— Set exercise —
Of the lines in the entries below, state how many hold the word "JSON". Say nothing else.

— Supplied data —
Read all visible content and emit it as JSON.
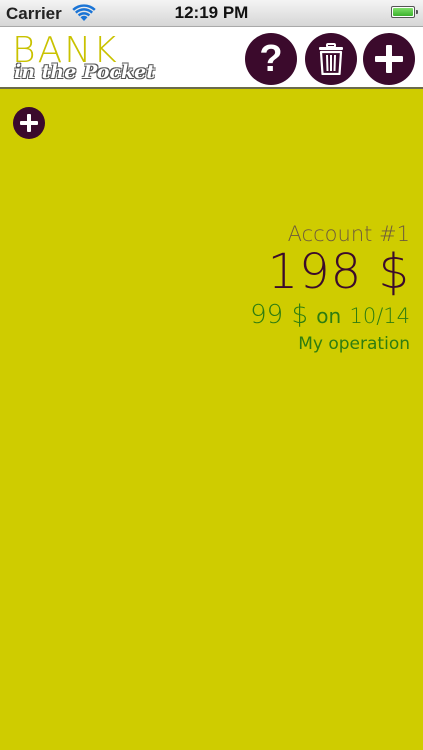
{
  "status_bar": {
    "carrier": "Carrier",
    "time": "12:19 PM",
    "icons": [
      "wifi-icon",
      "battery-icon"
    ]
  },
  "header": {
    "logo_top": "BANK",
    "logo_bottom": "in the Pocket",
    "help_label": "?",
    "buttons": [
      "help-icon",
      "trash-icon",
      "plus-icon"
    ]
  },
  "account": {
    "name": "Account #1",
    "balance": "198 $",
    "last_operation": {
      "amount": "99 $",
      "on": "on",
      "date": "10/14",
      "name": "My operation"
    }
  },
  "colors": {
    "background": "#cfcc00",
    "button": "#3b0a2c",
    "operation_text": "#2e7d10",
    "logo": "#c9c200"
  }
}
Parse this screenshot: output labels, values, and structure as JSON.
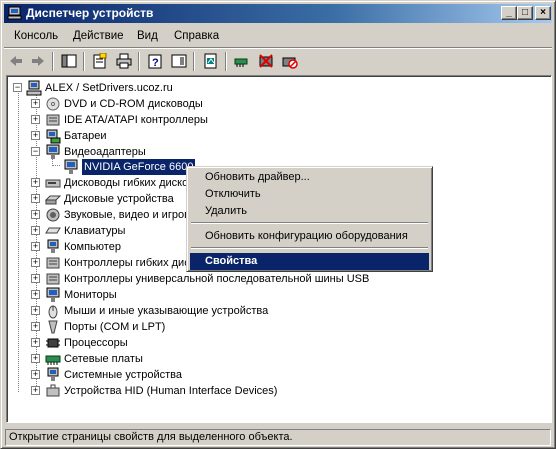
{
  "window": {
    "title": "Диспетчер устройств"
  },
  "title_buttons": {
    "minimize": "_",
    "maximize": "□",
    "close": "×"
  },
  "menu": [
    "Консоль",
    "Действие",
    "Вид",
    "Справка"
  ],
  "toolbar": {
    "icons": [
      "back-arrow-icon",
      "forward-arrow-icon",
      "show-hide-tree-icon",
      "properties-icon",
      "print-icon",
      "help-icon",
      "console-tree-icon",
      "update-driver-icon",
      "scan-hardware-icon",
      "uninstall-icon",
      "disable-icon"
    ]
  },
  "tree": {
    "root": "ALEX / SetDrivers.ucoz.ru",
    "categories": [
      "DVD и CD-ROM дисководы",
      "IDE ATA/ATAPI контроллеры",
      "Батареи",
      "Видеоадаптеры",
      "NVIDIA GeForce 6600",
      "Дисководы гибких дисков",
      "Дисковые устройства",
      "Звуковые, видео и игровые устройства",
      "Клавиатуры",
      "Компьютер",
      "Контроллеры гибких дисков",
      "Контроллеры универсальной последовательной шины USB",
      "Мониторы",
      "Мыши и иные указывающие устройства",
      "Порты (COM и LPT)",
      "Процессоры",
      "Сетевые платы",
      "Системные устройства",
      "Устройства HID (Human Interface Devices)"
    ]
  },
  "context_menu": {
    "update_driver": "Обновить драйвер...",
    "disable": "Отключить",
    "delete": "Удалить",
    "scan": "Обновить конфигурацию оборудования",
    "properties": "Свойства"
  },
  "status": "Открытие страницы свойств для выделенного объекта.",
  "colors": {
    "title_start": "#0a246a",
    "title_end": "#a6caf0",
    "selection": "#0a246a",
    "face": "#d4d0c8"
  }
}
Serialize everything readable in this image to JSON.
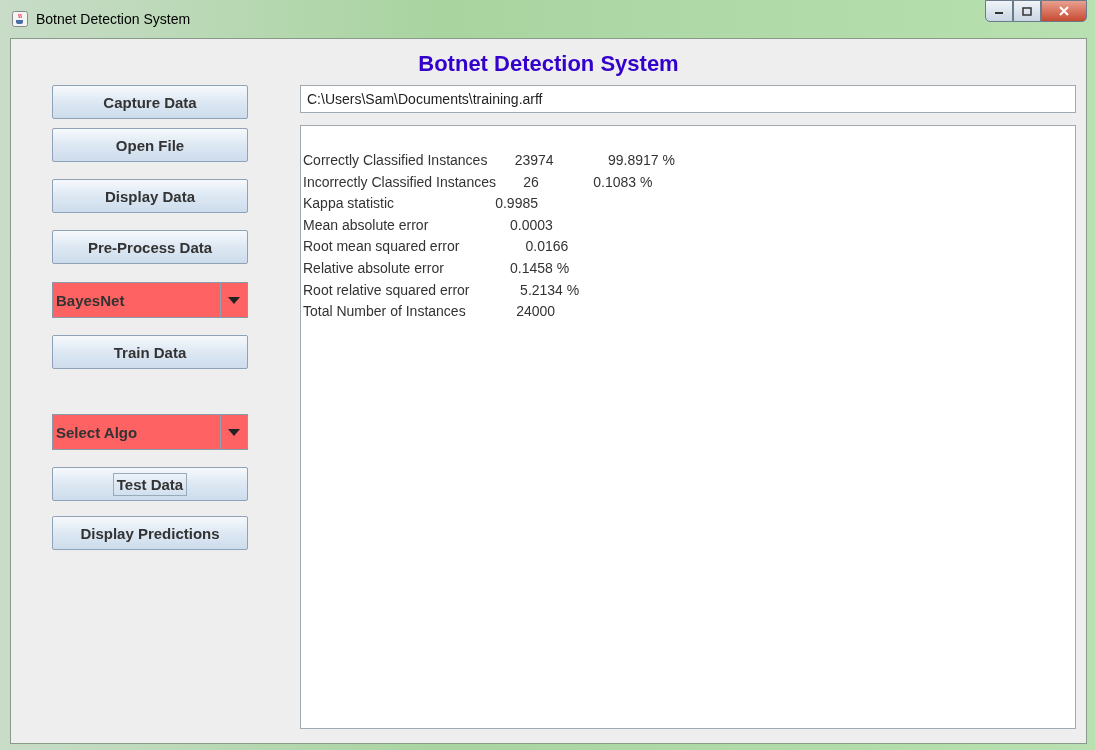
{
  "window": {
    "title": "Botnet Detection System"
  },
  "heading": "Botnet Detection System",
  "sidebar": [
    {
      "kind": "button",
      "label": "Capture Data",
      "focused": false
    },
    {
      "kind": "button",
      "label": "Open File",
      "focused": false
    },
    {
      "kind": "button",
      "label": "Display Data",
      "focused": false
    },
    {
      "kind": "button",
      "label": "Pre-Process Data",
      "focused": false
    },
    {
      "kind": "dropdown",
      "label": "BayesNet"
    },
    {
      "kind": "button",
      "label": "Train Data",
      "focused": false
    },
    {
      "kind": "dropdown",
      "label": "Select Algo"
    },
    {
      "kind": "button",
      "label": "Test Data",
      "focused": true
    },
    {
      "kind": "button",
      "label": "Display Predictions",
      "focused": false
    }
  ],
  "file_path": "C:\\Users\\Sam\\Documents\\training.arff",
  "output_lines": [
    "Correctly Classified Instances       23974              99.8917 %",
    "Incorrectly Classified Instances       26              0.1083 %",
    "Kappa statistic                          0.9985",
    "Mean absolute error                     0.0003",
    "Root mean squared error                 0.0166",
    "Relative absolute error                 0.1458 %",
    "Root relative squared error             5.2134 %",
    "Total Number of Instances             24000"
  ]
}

==

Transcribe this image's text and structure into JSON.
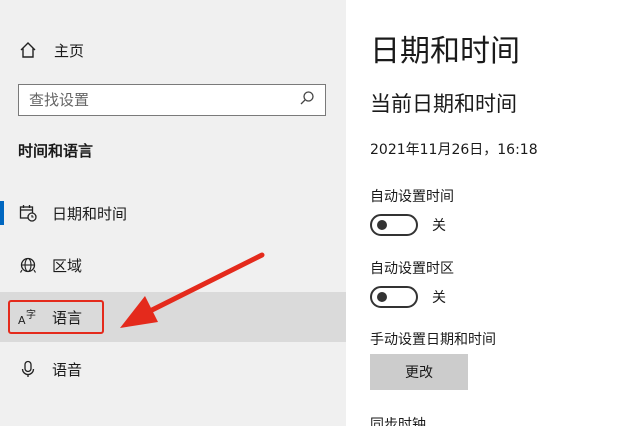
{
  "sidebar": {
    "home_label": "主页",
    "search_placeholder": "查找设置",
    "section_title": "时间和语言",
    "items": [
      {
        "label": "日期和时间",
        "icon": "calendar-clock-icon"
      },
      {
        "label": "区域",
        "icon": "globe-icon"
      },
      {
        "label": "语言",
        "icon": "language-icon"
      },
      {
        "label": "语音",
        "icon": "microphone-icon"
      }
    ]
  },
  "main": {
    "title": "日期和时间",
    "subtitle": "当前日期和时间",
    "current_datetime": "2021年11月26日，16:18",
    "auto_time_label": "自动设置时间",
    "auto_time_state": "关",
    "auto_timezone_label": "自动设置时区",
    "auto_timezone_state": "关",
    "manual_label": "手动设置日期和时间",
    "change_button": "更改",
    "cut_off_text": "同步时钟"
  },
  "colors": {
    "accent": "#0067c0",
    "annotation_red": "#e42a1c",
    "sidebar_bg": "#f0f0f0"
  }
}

— Result —
4